Reproduce nothing but the closing run of lines: the line with "Extract all readable text from this page." and each line that follows it to the end of the data.

★ ★ ★

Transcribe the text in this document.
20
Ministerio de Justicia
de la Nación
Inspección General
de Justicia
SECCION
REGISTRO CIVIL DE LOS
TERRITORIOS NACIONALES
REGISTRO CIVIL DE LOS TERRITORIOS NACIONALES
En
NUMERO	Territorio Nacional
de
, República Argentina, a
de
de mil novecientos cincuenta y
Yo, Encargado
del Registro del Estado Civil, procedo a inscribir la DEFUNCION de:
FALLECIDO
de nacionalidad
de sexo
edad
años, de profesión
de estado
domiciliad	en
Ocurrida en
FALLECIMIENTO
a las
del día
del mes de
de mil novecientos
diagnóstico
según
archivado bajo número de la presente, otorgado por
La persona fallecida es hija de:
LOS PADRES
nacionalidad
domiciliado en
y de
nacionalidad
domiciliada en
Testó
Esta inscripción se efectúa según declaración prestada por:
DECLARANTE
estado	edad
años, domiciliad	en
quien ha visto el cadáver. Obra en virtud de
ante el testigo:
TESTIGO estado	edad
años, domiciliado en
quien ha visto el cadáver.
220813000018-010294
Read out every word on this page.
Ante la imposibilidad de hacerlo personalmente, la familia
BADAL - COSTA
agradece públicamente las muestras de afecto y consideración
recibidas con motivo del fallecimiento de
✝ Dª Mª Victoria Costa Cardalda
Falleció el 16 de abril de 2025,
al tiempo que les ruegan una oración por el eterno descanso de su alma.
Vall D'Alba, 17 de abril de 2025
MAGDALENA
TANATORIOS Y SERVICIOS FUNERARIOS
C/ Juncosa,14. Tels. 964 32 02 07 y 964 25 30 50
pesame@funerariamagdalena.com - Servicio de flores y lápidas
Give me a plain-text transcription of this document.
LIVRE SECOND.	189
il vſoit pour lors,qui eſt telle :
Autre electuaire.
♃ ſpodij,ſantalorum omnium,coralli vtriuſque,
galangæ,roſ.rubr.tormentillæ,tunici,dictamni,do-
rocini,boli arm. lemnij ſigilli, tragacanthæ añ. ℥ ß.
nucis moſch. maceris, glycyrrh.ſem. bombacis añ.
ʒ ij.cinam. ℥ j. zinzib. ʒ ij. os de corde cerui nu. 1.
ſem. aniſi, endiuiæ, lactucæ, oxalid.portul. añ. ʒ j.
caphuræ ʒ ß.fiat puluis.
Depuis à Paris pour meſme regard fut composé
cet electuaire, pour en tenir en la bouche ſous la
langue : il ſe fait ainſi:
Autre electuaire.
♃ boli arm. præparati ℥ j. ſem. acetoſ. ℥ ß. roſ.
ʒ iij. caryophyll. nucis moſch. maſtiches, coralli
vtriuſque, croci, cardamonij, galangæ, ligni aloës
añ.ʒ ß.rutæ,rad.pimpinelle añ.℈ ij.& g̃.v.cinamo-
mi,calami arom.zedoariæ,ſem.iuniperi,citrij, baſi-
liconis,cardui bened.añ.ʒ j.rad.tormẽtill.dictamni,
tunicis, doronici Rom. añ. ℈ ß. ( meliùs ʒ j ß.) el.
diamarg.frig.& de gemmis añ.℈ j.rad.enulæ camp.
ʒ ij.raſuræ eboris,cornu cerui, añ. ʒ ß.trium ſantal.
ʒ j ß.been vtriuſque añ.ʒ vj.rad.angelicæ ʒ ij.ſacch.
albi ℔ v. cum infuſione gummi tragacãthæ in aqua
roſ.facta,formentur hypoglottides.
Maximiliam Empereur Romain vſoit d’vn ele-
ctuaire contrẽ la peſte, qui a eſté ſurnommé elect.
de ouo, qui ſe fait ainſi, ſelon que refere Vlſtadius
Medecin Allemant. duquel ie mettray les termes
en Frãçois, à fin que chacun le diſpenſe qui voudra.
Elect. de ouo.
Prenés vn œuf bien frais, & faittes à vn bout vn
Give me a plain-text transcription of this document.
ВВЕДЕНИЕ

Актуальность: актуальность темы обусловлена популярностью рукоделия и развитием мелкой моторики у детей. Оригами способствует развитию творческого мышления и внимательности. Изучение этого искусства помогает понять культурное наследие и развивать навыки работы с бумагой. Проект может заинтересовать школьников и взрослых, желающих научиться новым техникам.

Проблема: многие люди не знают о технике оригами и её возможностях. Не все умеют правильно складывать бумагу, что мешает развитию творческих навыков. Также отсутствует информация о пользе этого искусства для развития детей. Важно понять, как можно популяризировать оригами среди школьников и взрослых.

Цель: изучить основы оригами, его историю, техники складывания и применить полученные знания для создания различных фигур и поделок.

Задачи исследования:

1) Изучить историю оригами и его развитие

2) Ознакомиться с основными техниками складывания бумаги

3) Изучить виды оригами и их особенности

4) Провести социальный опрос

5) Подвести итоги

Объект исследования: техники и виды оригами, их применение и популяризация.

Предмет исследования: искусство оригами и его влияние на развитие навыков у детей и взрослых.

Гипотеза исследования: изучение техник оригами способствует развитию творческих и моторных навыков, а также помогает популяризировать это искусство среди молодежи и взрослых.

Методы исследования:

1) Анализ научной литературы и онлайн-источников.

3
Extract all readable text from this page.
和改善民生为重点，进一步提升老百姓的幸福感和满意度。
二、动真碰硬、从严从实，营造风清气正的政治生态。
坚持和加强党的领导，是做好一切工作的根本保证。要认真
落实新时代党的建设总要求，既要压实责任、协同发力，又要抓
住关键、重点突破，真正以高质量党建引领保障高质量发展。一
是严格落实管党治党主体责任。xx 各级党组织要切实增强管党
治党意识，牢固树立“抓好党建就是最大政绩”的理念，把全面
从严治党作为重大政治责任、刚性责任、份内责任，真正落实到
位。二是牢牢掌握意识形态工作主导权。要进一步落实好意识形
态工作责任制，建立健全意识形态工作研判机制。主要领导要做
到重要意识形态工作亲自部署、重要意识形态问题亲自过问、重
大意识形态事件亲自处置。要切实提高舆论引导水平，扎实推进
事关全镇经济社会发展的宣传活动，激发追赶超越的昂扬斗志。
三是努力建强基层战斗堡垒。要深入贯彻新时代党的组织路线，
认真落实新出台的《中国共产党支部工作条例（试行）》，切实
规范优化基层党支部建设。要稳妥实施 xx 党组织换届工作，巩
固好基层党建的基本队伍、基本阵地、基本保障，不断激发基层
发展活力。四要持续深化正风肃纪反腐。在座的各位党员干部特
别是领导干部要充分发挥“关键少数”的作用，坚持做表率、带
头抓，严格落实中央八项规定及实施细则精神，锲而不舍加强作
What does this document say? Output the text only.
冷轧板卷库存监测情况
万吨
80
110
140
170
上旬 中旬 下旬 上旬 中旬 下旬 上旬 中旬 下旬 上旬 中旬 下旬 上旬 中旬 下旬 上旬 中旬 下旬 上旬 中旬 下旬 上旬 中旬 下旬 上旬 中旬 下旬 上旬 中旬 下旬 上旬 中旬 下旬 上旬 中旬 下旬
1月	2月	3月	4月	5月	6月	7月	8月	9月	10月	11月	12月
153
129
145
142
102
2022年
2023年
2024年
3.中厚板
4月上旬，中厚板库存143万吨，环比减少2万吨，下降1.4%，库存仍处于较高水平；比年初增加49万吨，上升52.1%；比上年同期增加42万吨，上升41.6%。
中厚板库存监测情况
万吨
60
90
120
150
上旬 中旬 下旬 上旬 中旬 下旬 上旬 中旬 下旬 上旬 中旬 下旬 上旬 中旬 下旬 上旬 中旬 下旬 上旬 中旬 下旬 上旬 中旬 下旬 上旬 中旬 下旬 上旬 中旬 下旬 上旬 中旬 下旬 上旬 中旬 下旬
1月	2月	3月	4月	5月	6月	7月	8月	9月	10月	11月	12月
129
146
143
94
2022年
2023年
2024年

★ ★ ★

RESULT ▸
Extract all readable text from this page.
和改善民生为重点，进一步提升老百姓的幸福感和满意度。
二、动真碰硬、从严从实，营造风清气正的政治生态。
坚持和加强党的领导，是做好一切工作的根本保证。要认真
落实新时代党的建设总要求，既要压实责任、协同发力，又要抓
住关键、重点突破，真正以高质量党建引领保障高质量发展。一
是严格落实管党治党主体责任。xx 各级党组织要切实增强管党
治党意识，牢固树立“抓好党建就是最大政绩”的理念，把全面
从严治党作为重大政治责任、刚性责任、份内责任，真正落实到
位。二是牢牢掌握意识形态工作主导权。要进一步落实好意识形
态工作责任制，建立健全意识形态工作研判机制。主要领导要做
到重要意识形态工作亲自部署、重要意识形态问题亲自过问、重
大意识形态事件亲自处置。要切实提高舆论引导水平，扎实推进
事关全镇经济社会发展的宣传活动，激发追赶超越的昂扬斗志。
三是努力建强基层战斗堡垒。要深入贯彻新时代党的组织路线，
认真落实新出台的《中国共产党支部工作条例（试行）》，切实
规范优化基层党支部建设。要稳妥实施 xx 党组织换届工作，巩
固好基层党建的基本队伍、基本阵地、基本保障，不断激发基层
发展活力。四要持续深化正风肃纪反腐。在座的各位党员干部特
别是领导干部要充分发挥“关键少数”的作用，坚持做表率、带
头抓，严格落实中央八项规定及实施细则精神，锲而不舍加强作
What does this document say? Output the text only.
冷轧板卷库存监测情况
万吨
80
110
140
170
上旬 中旬 下旬 上旬 中旬 下旬 上旬 中旬 下旬 上旬 中旬 下旬 上旬 中旬 下旬 上旬 中旬 下旬 上旬 中旬 下旬 上旬 中旬 下旬 上旬 中旬 下旬 上旬 中旬 下旬 上旬 中旬 下旬 上旬 中旬 下旬
1月	2月	3月	4月	5月	6月	7月	8月	9月	10月	11月	12月
153
129
145
142
102
2022年
2023年
2024年
3.中厚板
4月上旬，中厚板库存143万吨，环比减少2万吨，下降1.4%，库存仍处于较高水平；比年初增加49万吨，上升52.1%；比上年同期增加42万吨，上升41.6%。
中厚板库存监测情况
万吨
60
90
120
150
上旬 中旬 下旬 上旬 中旬 下旬 上旬 中旬 下旬 上旬 中旬 下旬 上旬 中旬 下旬 上旬 中旬 下旬 上旬 中旬 下旬 上旬 中旬 下旬 上旬 中旬 下旬 上旬 中旬 下旬 上旬 中旬 下旬 上旬 中旬 下旬
1月	2月	3月	4月	5月	6月	7月	8月	9月	10月	11月	12月
129
146
143
94
2022年
2023年
2024年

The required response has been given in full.